[[ DATA PROVIDED, beginning ]]

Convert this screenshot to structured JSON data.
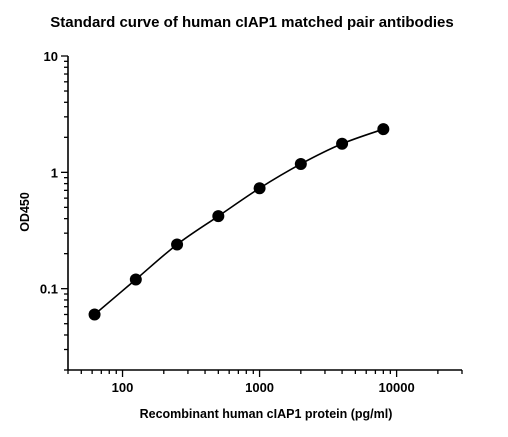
{
  "chart_data": {
    "type": "scatter",
    "title": "Standard curve of human cIAP1 matched pair antibodies",
    "xlabel": "Recombinant human cIAP1 protein (pg/ml)",
    "ylabel": "OD450",
    "xscale": "log",
    "yscale": "log",
    "xlim": [
      40,
      30000
    ],
    "ylim": [
      0.02,
      10
    ],
    "x_ticks": [
      {
        "value": 100,
        "label": "100"
      },
      {
        "value": 1000,
        "label": "1000"
      },
      {
        "value": 10000,
        "label": "10000"
      }
    ],
    "y_ticks": [
      {
        "value": 0.1,
        "label": "0.1"
      },
      {
        "value": 1,
        "label": "1"
      },
      {
        "value": 10,
        "label": "10"
      }
    ],
    "grid": false,
    "legend": "none",
    "colors": {
      "series": "#000000"
    },
    "series": [
      {
        "x": [
          62.5,
          125,
          250,
          500,
          1000,
          2000,
          4000,
          8000
        ],
        "y": [
          0.06,
          0.12,
          0.24,
          0.42,
          0.73,
          1.18,
          1.76,
          2.35
        ]
      }
    ]
  }
}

[[ DATA PROVIDED, end ]]

INSTRUCTIONS FOR THE TASK -> Without the pictures, return all the records precisely as they stand.

ANSWER SPACE ->
Convert this screenshot to structured JSON data.
{
  "chart_data": {
    "type": "scatter",
    "title": "Standard curve of human cIAP1 matched pair antibodies",
    "xlabel": "Recombinant human cIAP1 protein (pg/ml)",
    "ylabel": "OD450",
    "xscale": "log",
    "yscale": "log",
    "xlim": [
      40,
      30000
    ],
    "ylim": [
      0.02,
      10
    ],
    "x_ticks": [
      {
        "value": 100,
        "label": "100"
      },
      {
        "value": 1000,
        "label": "1000"
      },
      {
        "value": 10000,
        "label": "10000"
      }
    ],
    "y_ticks": [
      {
        "value": 0.1,
        "label": "0.1"
      },
      {
        "value": 1,
        "label": "1"
      },
      {
        "value": 10,
        "label": "10"
      }
    ],
    "grid": false,
    "legend": "none",
    "colors": {
      "series": "#000000"
    },
    "series": [
      {
        "x": [
          62.5,
          125,
          250,
          500,
          1000,
          2000,
          4000,
          8000
        ],
        "y": [
          0.06,
          0.12,
          0.24,
          0.42,
          0.73,
          1.18,
          1.76,
          2.35
        ]
      }
    ]
  }
}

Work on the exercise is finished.